• _Given instruction_: In the listing below, count the lines with "órden" and report only the figure.

• _Records supplied_:
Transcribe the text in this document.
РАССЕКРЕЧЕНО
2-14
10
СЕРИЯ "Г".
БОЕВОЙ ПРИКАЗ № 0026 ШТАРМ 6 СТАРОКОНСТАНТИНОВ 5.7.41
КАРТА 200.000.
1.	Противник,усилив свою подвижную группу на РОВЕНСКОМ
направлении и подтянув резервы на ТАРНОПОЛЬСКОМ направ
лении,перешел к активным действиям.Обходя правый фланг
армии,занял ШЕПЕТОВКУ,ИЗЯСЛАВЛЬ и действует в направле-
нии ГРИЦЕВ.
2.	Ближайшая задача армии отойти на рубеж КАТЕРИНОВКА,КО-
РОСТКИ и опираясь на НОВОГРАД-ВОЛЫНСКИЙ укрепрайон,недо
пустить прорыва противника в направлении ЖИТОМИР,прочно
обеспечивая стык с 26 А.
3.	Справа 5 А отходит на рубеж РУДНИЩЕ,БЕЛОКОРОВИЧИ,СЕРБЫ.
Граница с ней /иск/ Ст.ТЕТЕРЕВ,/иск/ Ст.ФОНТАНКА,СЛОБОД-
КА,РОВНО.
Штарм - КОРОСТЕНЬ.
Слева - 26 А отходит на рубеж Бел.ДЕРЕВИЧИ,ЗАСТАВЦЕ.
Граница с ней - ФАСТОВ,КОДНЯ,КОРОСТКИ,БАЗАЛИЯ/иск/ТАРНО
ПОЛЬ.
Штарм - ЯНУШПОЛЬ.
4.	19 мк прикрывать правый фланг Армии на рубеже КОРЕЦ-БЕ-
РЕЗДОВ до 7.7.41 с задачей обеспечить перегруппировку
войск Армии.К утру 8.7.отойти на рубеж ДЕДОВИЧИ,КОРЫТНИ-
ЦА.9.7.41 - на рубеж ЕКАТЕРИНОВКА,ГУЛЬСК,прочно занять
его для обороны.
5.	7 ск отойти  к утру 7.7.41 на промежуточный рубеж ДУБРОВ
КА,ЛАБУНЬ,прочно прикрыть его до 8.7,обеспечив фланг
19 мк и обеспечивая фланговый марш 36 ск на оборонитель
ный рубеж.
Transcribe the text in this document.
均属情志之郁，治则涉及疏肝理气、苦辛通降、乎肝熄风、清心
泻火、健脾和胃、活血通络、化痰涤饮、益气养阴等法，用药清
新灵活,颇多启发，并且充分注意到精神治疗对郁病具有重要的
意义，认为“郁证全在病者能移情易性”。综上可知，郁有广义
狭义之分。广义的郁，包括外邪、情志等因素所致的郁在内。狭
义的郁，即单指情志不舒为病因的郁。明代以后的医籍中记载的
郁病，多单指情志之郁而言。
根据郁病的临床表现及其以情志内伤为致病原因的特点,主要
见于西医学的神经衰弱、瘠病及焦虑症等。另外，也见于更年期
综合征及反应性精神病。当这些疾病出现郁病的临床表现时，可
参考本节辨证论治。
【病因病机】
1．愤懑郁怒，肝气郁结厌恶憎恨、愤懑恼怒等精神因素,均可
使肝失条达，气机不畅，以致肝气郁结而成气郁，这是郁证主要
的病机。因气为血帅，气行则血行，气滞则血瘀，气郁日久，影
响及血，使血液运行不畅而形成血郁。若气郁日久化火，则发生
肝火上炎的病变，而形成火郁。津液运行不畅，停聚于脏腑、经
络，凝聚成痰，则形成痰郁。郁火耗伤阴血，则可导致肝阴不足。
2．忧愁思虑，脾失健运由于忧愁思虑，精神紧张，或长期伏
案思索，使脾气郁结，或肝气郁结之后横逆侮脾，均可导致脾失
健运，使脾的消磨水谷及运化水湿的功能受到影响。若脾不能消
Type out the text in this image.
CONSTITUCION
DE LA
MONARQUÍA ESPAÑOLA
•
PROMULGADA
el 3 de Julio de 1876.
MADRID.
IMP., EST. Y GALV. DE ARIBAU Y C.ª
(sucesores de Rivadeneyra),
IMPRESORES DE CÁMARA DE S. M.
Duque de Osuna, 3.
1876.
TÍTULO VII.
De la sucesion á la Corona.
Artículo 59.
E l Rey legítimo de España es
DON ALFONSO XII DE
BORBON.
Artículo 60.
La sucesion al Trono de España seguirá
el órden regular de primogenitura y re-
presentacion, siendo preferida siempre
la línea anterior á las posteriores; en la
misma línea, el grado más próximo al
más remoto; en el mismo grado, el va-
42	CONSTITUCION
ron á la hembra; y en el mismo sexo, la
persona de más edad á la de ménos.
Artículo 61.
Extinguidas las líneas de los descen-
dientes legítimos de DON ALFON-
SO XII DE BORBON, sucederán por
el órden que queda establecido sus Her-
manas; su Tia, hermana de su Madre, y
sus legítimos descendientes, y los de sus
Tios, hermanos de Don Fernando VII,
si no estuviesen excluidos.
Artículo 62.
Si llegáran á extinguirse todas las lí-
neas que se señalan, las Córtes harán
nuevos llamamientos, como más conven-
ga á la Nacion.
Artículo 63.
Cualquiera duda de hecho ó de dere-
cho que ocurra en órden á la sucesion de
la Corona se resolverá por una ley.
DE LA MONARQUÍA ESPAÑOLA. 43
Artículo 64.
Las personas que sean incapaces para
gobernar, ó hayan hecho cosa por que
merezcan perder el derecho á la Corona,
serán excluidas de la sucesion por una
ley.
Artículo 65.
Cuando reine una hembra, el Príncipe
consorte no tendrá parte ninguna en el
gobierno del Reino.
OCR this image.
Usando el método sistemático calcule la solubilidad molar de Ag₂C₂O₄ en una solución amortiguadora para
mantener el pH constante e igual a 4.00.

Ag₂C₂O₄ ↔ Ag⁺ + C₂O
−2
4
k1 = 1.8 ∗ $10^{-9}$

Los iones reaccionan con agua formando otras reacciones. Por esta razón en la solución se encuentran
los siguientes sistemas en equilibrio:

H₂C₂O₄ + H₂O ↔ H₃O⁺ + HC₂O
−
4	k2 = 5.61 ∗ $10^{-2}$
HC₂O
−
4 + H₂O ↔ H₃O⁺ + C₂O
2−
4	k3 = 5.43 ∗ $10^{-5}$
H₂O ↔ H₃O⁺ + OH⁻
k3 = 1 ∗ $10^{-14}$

• _Solved problem_: 3